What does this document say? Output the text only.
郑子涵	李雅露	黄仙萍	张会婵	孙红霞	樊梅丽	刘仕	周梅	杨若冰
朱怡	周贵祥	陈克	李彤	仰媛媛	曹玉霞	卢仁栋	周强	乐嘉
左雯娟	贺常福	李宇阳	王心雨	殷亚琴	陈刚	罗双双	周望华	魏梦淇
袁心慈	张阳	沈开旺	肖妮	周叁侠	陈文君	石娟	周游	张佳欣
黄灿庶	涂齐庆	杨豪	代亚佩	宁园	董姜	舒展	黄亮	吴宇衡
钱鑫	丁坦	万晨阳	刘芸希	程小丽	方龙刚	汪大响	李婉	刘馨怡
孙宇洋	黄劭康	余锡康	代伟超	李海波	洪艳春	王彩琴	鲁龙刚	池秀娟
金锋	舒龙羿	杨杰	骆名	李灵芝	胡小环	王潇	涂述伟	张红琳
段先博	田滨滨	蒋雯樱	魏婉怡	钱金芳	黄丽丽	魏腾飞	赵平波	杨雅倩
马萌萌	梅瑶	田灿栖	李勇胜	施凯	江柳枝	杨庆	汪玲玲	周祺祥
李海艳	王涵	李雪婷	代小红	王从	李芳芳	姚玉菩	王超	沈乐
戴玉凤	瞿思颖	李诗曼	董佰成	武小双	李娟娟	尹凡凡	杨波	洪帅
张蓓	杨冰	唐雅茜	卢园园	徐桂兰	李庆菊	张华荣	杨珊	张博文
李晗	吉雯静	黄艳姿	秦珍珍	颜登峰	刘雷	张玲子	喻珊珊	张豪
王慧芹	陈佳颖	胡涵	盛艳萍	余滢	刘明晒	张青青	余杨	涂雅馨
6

▶ GIVEN TASK: From the records above, extract each line exactly as shown.

▶ IN RESPONSE:
What does this document say? Output the text only.
郑子涵	李雅露	黄仙萍	张会婵	孙红霞	樊梅丽	刘仕	周梅	杨若冰
朱怡	周贵祥	陈克	李彤	仰媛媛	曹玉霞	卢仁栋	周强	乐嘉
左雯娟	贺常福	李宇阳	王心雨	殷亚琴	陈刚	罗双双	周望华	魏梦淇
袁心慈	张阳	沈开旺	肖妮	周叁侠	陈文君	石娟	周游	张佳欣
黄灿庶	涂齐庆	杨豪	代亚佩	宁园	董姜	舒展	黄亮	吴宇衡
钱鑫	丁坦	万晨阳	刘芸希	程小丽	方龙刚	汪大响	李婉	刘馨怡
孙宇洋	黄劭康	余锡康	代伟超	李海波	洪艳春	王彩琴	鲁龙刚	池秀娟
金锋	舒龙羿	杨杰	骆名	李灵芝	胡小环	王潇	涂述伟	张红琳
段先博	田滨滨	蒋雯樱	魏婉怡	钱金芳	黄丽丽	魏腾飞	赵平波	杨雅倩
马萌萌	梅瑶	田灿栖	李勇胜	施凯	江柳枝	杨庆	汪玲玲	周祺祥
李海艳	王涵	李雪婷	代小红	王从	李芳芳	姚玉菩	王超	沈乐
戴玉凤	瞿思颖	李诗曼	董佰成	武小双	李娟娟	尹凡凡	杨波	洪帅
张蓓	杨冰	唐雅茜	卢园园	徐桂兰	李庆菊	张华荣	杨珊	张博文
李晗	吉雯静	黄艳姿	秦珍珍	颜登峰	刘雷	张玲子	喻珊珊	张豪
王慧芹	陈佳颖	胡涵	盛艳萍	余滢	刘明晒	张青青	余杨	涂雅馨
6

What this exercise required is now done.